---------- Data shown
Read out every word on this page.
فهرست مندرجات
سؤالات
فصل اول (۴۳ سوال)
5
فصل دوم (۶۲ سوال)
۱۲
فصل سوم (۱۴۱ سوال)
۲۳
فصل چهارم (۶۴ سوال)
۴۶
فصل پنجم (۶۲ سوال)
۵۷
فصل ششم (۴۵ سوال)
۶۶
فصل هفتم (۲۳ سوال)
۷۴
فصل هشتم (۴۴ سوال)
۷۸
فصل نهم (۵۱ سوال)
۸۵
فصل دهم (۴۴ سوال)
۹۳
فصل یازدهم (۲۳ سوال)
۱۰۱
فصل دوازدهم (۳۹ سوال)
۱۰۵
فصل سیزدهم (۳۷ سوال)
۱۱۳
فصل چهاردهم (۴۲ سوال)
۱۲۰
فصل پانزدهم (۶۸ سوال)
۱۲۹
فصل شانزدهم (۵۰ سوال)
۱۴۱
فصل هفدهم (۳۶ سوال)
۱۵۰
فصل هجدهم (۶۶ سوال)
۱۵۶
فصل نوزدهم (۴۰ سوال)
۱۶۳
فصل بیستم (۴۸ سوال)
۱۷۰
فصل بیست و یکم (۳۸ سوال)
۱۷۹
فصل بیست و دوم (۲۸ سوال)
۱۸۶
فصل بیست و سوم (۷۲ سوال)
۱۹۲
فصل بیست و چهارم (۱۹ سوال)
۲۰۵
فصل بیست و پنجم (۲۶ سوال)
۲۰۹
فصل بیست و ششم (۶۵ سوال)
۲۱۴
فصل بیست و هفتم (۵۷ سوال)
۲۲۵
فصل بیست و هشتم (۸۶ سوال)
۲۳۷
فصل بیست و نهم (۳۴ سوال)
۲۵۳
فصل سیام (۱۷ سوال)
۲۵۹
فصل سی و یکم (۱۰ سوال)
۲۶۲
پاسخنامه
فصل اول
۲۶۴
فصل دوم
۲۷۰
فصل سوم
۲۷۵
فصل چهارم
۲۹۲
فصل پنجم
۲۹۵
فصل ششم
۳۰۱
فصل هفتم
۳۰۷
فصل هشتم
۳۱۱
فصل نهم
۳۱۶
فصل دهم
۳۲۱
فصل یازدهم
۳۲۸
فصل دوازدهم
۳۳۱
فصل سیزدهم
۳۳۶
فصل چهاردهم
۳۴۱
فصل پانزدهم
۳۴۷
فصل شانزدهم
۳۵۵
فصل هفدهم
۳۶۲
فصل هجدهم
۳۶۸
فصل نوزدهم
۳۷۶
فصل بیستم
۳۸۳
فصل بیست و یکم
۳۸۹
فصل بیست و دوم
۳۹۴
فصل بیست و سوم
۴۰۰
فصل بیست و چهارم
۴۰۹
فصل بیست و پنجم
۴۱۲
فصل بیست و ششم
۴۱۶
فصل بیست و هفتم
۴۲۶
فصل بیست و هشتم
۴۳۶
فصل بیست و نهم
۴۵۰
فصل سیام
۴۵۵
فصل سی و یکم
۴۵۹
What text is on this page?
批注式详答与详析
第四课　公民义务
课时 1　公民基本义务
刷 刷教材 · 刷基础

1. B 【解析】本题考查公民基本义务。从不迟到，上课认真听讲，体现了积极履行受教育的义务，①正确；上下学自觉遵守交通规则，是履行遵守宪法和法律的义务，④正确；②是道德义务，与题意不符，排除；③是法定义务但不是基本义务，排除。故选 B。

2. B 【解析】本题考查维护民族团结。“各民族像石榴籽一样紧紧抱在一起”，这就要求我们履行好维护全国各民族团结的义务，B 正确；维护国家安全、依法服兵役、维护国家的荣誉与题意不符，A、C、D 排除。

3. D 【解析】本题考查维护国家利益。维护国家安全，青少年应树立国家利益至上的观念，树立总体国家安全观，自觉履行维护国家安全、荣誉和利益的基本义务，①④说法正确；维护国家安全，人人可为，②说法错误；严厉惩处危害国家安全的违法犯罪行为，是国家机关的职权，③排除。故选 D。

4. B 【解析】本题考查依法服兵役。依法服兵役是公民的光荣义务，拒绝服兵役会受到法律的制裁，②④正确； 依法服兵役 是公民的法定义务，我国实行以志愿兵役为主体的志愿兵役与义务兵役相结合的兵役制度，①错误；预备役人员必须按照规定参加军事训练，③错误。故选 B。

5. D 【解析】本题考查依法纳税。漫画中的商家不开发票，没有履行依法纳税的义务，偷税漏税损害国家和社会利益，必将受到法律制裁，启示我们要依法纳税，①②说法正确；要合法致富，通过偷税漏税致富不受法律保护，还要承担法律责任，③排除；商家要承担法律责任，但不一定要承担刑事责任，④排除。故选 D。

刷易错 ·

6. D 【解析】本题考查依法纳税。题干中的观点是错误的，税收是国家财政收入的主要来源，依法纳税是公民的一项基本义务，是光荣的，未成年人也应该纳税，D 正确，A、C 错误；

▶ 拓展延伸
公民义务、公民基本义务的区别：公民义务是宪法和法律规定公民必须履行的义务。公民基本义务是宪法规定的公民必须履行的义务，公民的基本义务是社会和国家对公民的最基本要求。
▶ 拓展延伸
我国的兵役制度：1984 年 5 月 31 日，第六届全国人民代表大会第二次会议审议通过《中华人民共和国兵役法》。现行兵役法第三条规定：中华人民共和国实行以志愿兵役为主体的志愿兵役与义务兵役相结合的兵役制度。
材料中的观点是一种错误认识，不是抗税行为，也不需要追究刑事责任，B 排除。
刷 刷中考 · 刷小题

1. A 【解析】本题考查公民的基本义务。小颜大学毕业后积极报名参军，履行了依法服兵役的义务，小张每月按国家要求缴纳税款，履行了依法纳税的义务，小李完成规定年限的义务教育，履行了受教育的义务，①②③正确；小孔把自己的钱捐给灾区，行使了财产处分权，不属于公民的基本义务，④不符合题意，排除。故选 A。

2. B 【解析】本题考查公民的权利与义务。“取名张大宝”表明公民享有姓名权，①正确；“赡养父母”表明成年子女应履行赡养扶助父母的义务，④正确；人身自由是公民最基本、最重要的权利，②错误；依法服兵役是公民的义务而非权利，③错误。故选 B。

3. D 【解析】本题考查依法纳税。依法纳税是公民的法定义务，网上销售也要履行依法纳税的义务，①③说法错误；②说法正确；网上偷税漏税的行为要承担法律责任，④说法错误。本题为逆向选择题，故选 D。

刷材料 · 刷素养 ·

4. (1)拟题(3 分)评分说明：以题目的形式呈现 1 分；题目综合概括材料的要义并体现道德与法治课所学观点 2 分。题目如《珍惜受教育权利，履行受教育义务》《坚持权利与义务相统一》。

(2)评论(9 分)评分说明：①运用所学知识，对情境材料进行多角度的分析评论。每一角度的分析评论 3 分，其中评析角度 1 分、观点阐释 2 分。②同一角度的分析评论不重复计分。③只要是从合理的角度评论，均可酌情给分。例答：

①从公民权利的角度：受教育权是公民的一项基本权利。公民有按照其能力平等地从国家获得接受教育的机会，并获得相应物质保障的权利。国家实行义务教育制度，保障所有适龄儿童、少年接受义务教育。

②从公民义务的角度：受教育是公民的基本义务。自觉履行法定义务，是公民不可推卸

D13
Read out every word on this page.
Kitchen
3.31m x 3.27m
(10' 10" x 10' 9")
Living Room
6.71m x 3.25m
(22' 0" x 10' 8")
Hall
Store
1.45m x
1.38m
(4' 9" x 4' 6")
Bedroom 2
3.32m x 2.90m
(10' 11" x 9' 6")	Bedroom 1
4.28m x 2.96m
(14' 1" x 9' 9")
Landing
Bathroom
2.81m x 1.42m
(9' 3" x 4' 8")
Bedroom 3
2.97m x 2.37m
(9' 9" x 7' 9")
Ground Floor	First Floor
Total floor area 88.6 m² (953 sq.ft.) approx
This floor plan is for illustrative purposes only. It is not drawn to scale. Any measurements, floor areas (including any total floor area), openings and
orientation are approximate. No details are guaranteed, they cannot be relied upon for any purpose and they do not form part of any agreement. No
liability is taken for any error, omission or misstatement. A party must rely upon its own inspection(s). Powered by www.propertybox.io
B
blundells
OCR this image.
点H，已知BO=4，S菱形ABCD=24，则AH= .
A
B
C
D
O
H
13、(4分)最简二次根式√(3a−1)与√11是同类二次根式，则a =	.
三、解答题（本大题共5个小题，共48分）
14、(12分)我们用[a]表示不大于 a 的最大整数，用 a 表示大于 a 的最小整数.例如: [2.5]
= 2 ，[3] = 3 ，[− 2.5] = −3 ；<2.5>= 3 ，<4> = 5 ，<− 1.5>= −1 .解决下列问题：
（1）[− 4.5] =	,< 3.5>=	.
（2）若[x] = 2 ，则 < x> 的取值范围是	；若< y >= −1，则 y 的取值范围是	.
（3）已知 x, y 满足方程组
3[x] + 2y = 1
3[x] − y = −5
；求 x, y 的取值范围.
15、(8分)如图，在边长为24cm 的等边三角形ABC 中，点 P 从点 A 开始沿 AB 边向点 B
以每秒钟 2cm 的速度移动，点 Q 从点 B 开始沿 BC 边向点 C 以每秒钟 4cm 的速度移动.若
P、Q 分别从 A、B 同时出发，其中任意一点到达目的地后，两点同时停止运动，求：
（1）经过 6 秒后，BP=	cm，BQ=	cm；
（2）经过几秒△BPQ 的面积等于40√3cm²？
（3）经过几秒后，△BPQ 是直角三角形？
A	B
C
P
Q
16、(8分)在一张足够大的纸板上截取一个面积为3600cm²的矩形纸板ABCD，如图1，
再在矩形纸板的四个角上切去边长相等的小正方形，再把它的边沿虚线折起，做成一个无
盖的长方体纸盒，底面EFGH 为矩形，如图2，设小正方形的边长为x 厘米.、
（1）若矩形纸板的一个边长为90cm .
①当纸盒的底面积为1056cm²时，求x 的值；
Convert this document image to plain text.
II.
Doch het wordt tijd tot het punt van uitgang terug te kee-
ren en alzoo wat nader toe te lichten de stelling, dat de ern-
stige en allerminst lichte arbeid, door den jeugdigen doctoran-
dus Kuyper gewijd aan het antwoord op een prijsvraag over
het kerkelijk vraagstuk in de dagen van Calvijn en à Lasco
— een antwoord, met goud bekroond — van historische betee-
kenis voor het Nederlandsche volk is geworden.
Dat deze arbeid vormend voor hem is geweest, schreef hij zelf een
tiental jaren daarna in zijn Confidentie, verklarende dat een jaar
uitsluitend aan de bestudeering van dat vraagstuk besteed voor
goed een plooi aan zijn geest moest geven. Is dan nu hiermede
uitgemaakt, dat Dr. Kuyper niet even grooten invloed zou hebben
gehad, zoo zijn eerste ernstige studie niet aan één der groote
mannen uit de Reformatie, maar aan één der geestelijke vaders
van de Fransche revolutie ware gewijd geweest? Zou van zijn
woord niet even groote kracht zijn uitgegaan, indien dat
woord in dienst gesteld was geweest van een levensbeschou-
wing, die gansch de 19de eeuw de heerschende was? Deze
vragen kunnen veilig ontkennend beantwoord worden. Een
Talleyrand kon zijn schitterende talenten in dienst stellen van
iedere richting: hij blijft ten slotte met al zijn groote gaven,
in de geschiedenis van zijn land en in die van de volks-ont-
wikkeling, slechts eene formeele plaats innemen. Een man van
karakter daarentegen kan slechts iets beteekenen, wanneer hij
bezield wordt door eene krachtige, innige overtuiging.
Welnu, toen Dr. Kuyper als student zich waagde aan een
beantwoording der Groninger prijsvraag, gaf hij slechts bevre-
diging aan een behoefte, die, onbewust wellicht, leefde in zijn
--------------------
* [What you have to do] Out of the records, collect only those lines that contain the string "هشتم".

* [Written response]
فصل هشتم (۴۴ سوال)
فصل بیست و هشتم (۸۶ سوال)
فصل هشتم
فصل بیست و هشتم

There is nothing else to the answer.